Can you output the material exactly as written, minus any pictures it holds?

+-------+

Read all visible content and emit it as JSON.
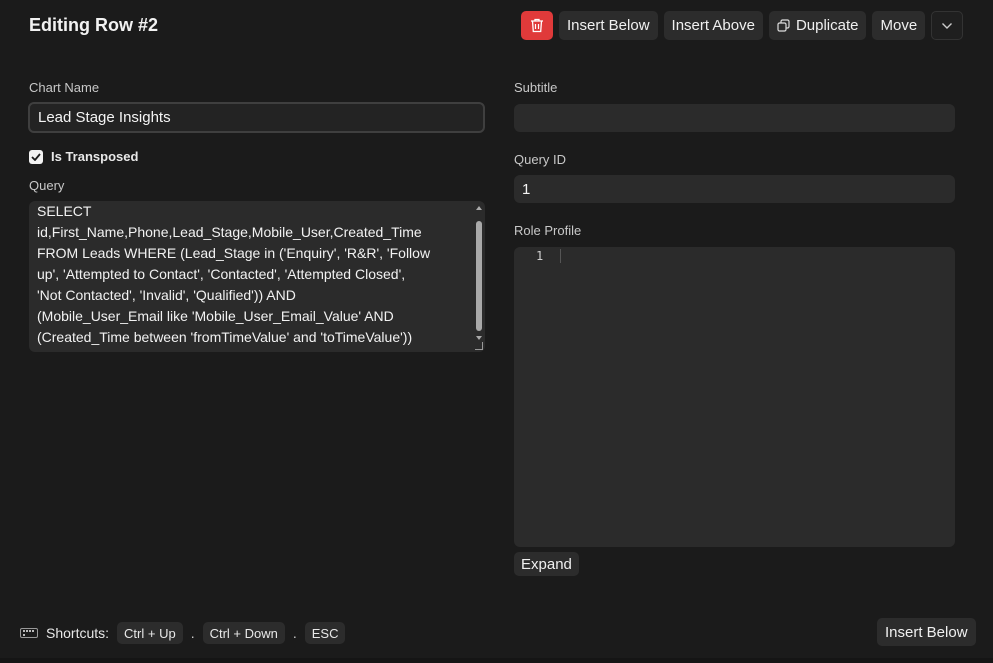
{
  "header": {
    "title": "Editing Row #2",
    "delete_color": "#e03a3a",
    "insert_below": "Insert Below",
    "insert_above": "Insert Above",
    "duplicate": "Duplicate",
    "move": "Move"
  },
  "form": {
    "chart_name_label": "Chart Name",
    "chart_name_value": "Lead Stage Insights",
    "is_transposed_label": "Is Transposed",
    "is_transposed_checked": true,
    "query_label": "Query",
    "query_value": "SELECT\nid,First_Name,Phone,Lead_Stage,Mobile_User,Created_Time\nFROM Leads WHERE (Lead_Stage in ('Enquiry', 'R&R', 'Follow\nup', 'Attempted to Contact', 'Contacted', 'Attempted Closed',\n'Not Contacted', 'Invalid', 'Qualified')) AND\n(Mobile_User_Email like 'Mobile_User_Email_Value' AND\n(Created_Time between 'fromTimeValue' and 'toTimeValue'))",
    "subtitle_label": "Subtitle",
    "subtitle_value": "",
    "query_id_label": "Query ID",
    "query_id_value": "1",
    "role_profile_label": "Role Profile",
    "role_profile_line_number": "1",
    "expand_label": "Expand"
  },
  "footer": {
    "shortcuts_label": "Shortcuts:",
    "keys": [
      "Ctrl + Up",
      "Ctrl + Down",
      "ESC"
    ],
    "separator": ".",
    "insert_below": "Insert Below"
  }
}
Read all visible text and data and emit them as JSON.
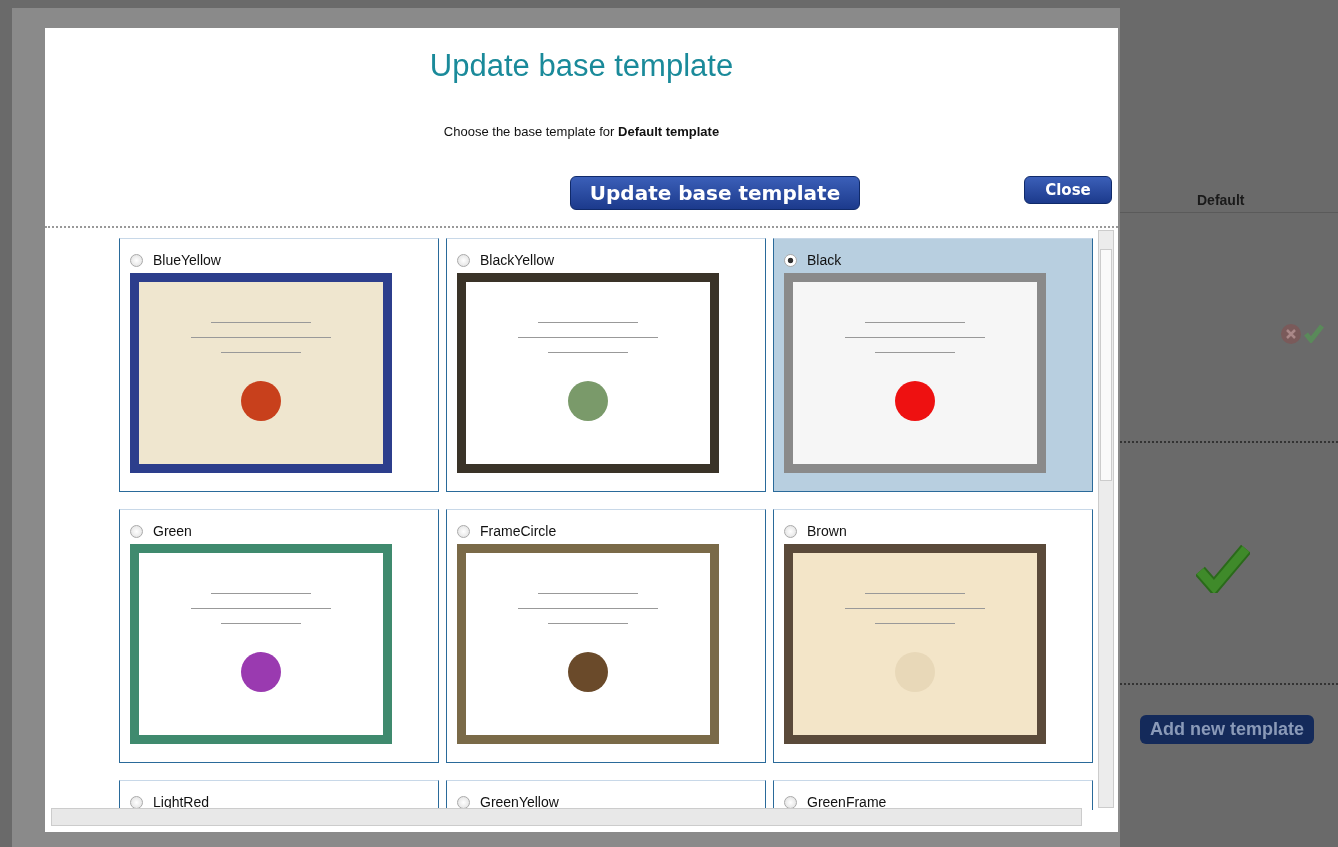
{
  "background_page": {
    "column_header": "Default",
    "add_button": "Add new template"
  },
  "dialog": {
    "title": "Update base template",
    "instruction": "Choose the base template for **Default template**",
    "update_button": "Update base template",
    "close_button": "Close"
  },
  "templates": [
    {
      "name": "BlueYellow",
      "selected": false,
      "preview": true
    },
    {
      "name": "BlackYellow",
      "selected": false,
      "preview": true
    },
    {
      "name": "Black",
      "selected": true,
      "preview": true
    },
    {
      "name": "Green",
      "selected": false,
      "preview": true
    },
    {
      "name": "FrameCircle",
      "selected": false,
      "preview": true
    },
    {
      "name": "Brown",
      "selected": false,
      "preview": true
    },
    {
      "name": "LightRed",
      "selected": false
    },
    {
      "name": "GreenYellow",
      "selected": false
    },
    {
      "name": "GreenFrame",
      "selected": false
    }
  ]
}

+-------+

▶ **RESPONSE TO THE TASK**
Read all visible content and emit it as JSON.
{
  "header": {
    "title": "Editing Row #2",
    "delete_color": "#e03a3a",
    "insert_below": "Insert Below",
    "insert_above": "Insert Above",
    "duplicate": "Duplicate",
    "move": "Move"
  },
  "form": {
    "chart_name_label": "Chart Name",
    "chart_name_value": "Lead Stage Insights",
    "is_transposed_label": "Is Transposed",
    "is_transposed_checked": true,
    "query_label": "Query",
    "query_value": "SELECT\nid,First_Name,Phone,Lead_Stage,Mobile_User,Created_Time\nFROM Leads WHERE (Lead_Stage in ('Enquiry', 'R&R', 'Follow\nup', 'Attempted to Contact', 'Contacted', 'Attempted Closed',\n'Not Contacted', 'Invalid', 'Qualified')) AND\n(Mobile_User_Email like 'Mobile_User_Email_Value' AND\n(Created_Time between 'fromTimeValue' and 'toTimeValue'))",
    "subtitle_label": "Subtitle",
    "subtitle_value": "",
    "query_id_label": "Query ID",
    "query_id_value": "1",
    "role_profile_label": "Role Profile",
    "role_profile_line_number": "1",
    "expand_label": "Expand"
  },
  "footer": {
    "shortcuts_label": "Shortcuts:",
    "keys": [
      "Ctrl + Up",
      "Ctrl + Down",
      "ESC"
    ],
    "separator": ".",
    "insert_below": "Insert Below"
  }
}
Read all visible text and data and emit them as JSON.
{
  "background_page": {
    "column_header": "Default",
    "add_button": "Add new template"
  },
  "dialog": {
    "title": "Update base template",
    "instruction": "Choose the base template for **Default template**",
    "update_button": "Update base template",
    "close_button": "Close"
  },
  "templates": [
    {
      "name": "BlueYellow",
      "selected": false,
      "preview": true
    },
    {
      "name": "BlackYellow",
      "selected": false,
      "preview": true
    },
    {
      "name": "Black",
      "selected": true,
      "preview": true
    },
    {
      "name": "Green",
      "selected": false,
      "preview": true
    },
    {
      "name": "FrameCircle",
      "selected": false,
      "preview": true
    },
    {
      "name": "Brown",
      "selected": false,
      "preview": true
    },
    {
      "name": "LightRed",
      "selected": false
    },
    {
      "name": "GreenYellow",
      "selected": false
    },
    {
      "name": "GreenFrame",
      "selected": false
    }
  ]
}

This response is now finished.